Records follow. Pull out every line that contains "INSTRUCTION".

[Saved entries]
++++++

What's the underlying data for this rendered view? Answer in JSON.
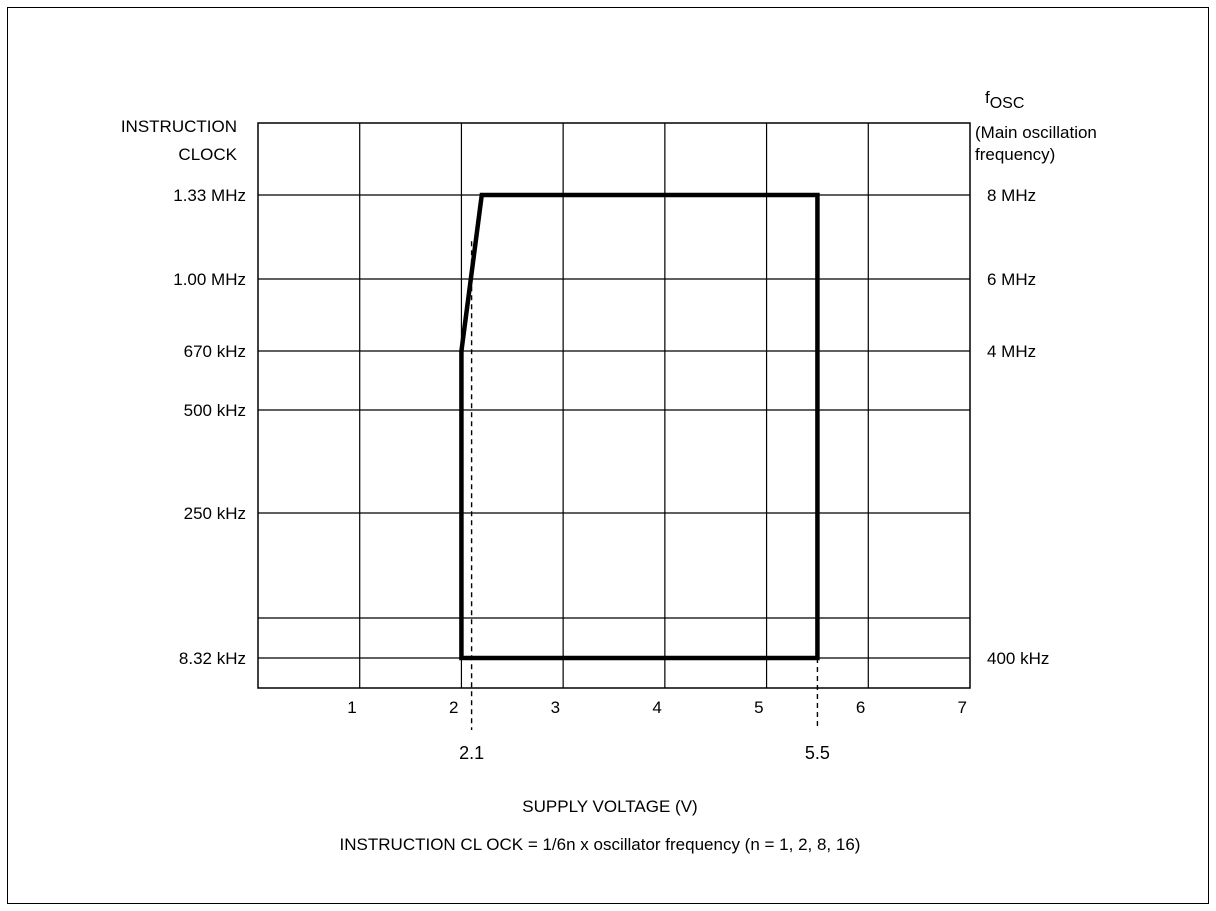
{
  "chart_data": {
    "type": "area",
    "title": "",
    "ylabel_left_lines": [
      "INSTRUCTION",
      "CLOCK"
    ],
    "ylabel_right": {
      "main": "f",
      "sub": "OSC",
      "lines": [
        "(Main oscillation",
        "frequency)"
      ]
    },
    "xlabel": "SUPPLY VOLTAGE (V)",
    "footnote": "INSTRUCTION CL OCK = 1/6n  x  oscillator frequency  (n =  1, 2, 8, 16)",
    "xlim": [
      0,
      7
    ],
    "x_ticks": [
      1,
      2,
      3,
      4,
      5,
      6,
      7
    ],
    "y_levels_left": [
      {
        "label": "1.33 MHz"
      },
      {
        "label": "1.00 MHz"
      },
      {
        "label": "670 kHz"
      },
      {
        "label": "500 kHz"
      },
      {
        "label": "250 kHz"
      },
      {
        "label": ""
      },
      {
        "label": "8.32 kHz"
      }
    ],
    "y_levels_right": [
      "8 MHz",
      "6 MHz",
      "4 MHz",
      "",
      "",
      "",
      "400 kHz"
    ],
    "operating_region": {
      "points": [
        {
          "v": 2.0,
          "level": 6
        },
        {
          "v": 2.0,
          "level": 2
        },
        {
          "v": 2.2,
          "level": 0
        },
        {
          "v": 5.5,
          "level": 0
        },
        {
          "v": 5.5,
          "level": 6
        }
      ]
    },
    "reference_lines": [
      {
        "v": 2.1,
        "label": "2.1",
        "from_level": 0.55
      },
      {
        "v": 5.5,
        "label": "5.5",
        "from_level": 6
      }
    ],
    "grid": true
  }
}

++++++

Problem solution
      "INSTRUCTION",
    "footnote": "INSTRUCTION CL OCK = 1/6n  x  oscillator frequency  (n =  1, 2, 8, 16)",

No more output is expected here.